▶ _YOUR GOAL_
Filter the entries that follow, copying every line in which the word "true" appears.
● ● ●
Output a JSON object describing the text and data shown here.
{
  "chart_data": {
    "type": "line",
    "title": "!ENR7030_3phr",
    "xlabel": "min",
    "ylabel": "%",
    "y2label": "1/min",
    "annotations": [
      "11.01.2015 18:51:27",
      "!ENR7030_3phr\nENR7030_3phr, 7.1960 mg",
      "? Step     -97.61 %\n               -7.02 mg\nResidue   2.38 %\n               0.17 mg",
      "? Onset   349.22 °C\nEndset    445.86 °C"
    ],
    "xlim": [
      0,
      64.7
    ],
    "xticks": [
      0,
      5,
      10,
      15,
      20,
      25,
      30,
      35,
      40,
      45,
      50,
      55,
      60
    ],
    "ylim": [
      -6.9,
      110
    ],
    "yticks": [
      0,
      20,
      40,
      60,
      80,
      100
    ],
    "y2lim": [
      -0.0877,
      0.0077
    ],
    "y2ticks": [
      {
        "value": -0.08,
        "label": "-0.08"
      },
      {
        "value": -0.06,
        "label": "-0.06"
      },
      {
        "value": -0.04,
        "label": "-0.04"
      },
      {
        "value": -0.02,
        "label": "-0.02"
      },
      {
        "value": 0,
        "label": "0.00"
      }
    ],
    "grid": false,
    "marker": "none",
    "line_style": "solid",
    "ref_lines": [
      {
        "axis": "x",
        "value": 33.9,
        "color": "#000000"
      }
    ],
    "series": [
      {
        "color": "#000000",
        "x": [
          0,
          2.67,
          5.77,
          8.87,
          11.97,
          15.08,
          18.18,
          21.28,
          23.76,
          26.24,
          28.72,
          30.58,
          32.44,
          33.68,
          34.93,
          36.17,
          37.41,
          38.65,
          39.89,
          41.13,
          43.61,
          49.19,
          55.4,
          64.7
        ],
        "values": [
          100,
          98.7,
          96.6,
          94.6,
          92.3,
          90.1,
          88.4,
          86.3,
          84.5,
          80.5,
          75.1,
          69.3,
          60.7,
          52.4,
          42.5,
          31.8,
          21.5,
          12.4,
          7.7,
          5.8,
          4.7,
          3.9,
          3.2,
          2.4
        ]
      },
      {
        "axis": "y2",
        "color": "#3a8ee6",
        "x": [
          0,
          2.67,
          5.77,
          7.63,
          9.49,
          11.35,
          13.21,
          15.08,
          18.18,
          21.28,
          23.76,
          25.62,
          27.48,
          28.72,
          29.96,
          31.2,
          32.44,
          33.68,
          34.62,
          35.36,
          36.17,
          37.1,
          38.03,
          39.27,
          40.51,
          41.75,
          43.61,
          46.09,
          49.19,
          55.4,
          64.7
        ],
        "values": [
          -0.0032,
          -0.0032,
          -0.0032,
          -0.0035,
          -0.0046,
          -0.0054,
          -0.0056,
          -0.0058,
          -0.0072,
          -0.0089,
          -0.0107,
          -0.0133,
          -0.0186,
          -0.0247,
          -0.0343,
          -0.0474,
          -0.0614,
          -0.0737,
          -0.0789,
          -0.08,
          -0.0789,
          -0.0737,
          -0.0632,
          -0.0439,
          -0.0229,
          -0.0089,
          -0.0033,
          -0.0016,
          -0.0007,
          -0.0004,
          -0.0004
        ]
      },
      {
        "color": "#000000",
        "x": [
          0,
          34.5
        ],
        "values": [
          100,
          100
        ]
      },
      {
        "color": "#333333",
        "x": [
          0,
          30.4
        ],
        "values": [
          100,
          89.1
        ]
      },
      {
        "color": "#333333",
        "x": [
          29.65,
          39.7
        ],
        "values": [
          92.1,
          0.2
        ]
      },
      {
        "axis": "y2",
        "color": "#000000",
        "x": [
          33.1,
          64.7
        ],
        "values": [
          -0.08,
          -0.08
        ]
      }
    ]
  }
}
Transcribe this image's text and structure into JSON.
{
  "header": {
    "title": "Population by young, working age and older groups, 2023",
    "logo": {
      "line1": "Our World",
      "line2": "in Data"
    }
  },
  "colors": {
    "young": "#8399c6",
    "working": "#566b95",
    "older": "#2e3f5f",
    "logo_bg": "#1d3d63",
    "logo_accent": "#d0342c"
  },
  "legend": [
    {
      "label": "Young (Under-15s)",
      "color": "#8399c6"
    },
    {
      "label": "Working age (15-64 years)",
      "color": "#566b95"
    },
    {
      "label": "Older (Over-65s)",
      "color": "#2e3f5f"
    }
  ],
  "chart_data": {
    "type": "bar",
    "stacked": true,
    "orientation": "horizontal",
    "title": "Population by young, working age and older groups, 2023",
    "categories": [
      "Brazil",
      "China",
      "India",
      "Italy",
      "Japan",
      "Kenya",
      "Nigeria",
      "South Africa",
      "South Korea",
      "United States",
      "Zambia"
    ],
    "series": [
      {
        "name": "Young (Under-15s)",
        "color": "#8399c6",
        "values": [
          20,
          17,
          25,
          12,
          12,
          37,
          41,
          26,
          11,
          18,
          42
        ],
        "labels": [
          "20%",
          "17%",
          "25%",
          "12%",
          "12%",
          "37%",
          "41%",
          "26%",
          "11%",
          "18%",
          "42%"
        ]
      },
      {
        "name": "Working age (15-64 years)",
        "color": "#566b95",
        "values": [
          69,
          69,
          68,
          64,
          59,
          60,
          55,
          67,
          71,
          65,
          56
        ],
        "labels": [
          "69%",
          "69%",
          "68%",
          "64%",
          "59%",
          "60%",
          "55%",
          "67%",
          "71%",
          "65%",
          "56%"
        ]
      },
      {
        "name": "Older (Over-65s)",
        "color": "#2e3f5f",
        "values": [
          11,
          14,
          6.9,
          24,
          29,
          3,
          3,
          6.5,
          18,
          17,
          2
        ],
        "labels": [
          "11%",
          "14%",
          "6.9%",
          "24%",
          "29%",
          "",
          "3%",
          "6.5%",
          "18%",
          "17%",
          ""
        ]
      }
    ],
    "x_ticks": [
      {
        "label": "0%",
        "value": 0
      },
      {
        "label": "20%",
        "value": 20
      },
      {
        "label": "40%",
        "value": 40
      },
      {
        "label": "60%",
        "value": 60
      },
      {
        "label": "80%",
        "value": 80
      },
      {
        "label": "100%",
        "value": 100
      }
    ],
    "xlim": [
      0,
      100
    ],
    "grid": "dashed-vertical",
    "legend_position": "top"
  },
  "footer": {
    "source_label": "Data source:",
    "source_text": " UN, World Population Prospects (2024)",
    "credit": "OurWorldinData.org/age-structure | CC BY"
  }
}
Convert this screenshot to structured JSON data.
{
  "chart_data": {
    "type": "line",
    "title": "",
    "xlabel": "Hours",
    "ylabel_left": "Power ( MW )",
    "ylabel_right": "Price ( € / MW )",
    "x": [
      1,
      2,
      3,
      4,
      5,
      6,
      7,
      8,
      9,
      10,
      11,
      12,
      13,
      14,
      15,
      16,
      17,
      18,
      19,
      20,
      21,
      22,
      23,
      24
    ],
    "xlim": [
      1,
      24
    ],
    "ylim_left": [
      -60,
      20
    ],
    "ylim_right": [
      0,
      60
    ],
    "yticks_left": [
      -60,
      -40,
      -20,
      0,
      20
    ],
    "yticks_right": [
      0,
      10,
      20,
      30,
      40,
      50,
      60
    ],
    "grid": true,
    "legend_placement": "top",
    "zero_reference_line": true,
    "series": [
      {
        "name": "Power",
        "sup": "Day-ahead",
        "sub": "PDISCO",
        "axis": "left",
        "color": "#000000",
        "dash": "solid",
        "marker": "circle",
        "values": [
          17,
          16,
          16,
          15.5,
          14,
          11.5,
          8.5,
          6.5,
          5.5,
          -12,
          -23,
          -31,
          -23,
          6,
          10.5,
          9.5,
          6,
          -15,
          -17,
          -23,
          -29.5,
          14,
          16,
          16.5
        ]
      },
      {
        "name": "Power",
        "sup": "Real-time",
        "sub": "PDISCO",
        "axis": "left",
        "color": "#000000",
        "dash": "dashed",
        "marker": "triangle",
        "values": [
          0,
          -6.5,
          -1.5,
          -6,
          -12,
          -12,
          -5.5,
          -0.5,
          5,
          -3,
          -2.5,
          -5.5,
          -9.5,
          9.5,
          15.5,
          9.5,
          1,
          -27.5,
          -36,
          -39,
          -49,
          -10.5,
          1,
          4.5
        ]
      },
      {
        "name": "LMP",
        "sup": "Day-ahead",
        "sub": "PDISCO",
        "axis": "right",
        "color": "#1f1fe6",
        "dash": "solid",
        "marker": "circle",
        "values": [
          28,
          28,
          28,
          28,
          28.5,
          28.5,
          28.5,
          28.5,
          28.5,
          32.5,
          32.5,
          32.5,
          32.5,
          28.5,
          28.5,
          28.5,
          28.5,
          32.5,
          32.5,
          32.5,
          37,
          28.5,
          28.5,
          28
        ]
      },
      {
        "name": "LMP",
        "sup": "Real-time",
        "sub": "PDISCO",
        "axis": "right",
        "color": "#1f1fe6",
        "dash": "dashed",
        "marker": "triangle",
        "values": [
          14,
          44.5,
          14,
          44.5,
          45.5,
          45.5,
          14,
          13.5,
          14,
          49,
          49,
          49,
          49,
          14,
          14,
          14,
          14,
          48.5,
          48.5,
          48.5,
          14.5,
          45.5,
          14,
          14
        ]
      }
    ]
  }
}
● ● ●
▶ _RESPONSE TO THIS EXERCISE_
    "stacked": true,
    "grid": true,
    "zero_reference_line": true,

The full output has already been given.